Saved entries
——

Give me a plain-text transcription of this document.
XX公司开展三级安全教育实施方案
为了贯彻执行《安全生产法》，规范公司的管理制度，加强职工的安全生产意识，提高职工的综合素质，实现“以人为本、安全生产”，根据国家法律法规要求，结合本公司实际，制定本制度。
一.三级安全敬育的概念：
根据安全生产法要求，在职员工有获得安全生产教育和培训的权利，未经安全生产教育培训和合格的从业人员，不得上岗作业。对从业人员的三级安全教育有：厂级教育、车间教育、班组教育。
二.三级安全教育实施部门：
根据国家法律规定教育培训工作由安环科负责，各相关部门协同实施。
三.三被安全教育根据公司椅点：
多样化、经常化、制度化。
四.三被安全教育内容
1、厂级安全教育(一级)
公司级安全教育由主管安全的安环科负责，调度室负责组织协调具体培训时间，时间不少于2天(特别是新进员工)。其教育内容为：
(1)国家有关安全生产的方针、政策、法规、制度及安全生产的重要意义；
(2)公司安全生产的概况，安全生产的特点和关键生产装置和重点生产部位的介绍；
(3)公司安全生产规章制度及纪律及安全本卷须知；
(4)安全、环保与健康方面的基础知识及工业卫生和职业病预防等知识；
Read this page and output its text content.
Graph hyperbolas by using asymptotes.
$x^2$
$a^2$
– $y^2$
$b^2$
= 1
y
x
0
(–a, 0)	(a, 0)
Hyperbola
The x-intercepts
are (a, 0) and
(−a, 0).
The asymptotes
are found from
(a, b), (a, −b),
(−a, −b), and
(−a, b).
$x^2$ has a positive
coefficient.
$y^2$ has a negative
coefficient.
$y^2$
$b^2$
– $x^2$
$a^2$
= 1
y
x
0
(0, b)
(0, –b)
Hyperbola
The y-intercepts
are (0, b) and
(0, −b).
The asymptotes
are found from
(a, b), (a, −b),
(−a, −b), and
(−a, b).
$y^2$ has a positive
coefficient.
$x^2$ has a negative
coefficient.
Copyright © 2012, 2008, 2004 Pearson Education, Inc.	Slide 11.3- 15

——

Go through the listing above and list every line that has the word "this".

Give me a plain-text transcription of this document.
Read this page and output its text content.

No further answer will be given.